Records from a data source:
╔══

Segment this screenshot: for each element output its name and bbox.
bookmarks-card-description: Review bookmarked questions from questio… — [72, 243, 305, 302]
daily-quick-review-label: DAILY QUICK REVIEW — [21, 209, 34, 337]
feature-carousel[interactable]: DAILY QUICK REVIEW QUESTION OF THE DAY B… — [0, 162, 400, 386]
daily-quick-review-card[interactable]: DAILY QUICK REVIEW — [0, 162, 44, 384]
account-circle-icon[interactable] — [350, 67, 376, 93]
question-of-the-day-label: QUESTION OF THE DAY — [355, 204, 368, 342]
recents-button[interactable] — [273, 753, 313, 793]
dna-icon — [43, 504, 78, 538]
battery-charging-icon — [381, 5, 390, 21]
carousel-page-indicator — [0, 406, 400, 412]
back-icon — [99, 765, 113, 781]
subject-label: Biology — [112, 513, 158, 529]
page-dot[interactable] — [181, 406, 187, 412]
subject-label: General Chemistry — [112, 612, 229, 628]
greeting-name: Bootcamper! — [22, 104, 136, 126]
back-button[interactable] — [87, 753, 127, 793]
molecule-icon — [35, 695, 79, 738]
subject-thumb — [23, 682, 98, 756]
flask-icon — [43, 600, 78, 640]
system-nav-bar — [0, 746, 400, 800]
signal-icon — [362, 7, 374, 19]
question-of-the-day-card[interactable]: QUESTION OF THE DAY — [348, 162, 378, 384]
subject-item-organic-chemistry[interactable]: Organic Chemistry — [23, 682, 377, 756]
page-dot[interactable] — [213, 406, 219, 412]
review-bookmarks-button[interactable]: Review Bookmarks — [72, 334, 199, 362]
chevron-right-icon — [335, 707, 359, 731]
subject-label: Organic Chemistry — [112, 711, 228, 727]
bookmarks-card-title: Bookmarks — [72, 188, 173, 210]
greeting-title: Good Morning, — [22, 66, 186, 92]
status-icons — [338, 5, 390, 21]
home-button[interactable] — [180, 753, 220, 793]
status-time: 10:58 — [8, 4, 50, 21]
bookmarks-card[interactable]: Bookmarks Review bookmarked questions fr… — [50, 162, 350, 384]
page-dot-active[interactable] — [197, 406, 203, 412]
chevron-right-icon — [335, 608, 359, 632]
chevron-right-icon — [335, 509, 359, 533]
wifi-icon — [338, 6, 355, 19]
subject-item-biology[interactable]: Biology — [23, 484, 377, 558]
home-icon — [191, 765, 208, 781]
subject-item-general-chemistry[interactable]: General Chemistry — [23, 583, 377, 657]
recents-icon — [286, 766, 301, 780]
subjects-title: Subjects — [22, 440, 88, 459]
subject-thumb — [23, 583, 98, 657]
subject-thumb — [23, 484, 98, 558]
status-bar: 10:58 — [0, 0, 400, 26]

╚══

TASK DETAILS: Rewrite all the items, putting "arrow-right-icon" wherever "chevron-right-icon" appears and leaving everything else unchanged.

WRITTEN ANSWER:
Segment this screenshot: for each element output its name and bbox.
bookmarks-card-description: Review bookmarked questions from questio… — [72, 243, 305, 302]
daily-quick-review-label: DAILY QUICK REVIEW — [21, 209, 34, 337]
feature-carousel[interactable]: DAILY QUICK REVIEW QUESTION OF THE DAY B… — [0, 162, 400, 386]
daily-quick-review-card[interactable]: DAILY QUICK REVIEW — [0, 162, 44, 384]
account-circle-icon[interactable] — [350, 67, 376, 93]
question-of-the-day-label: QUESTION OF THE DAY — [355, 204, 368, 342]
recents-button[interactable] — [273, 753, 313, 793]
dna-icon — [43, 504, 78, 538]
battery-charging-icon — [381, 5, 390, 21]
carousel-page-indicator — [0, 406, 400, 412]
back-icon — [99, 765, 113, 781]
subject-label: Biology — [112, 513, 158, 529]
page-dot[interactable] — [181, 406, 187, 412]
subject-label: General Chemistry — [112, 612, 229, 628]
greeting-name: Bootcamper! — [22, 104, 136, 126]
back-button[interactable] — [87, 753, 127, 793]
molecule-icon — [35, 695, 79, 738]
subject-thumb — [23, 682, 98, 756]
flask-icon — [43, 600, 78, 640]
system-nav-bar — [0, 746, 400, 800]
signal-icon — [362, 7, 374, 19]
question-of-the-day-card[interactable]: QUESTION OF THE DAY — [348, 162, 378, 384]
subject-item-organic-chemistry[interactable]: Organic Chemistry — [23, 682, 377, 756]
page-dot[interactable] — [213, 406, 219, 412]
review-bookmarks-button[interactable]: Review Bookmarks — [72, 334, 199, 362]
arrow-right-icon — [335, 707, 359, 731]
subject-label: Organic Chemistry — [112, 711, 228, 727]
bookmarks-card-title: Bookmarks — [72, 188, 173, 210]
greeting-title: Good Morning, — [22, 66, 186, 92]
status-icons — [338, 5, 390, 21]
home-button[interactable] — [180, 753, 220, 793]
status-time: 10:58 — [8, 4, 50, 21]
bookmarks-card[interactable]: Bookmarks Review bookmarked questions fr… — [50, 162, 350, 384]
page-dot-active[interactable] — [197, 406, 203, 412]
arrow-right-icon — [335, 608, 359, 632]
arrow-right-icon — [335, 509, 359, 533]
wifi-icon — [338, 6, 355, 19]
subject-item-biology[interactable]: Biology — [23, 484, 377, 558]
home-icon — [191, 765, 208, 781]
subject-item-general-chemistry[interactable]: General Chemistry — [23, 583, 377, 657]
recents-icon — [286, 766, 301, 780]
subjects-title: Subjects — [22, 440, 88, 459]
subject-thumb — [23, 583, 98, 657]
subject-thumb — [23, 484, 98, 558]
status-bar: 10:58 — [0, 0, 400, 26]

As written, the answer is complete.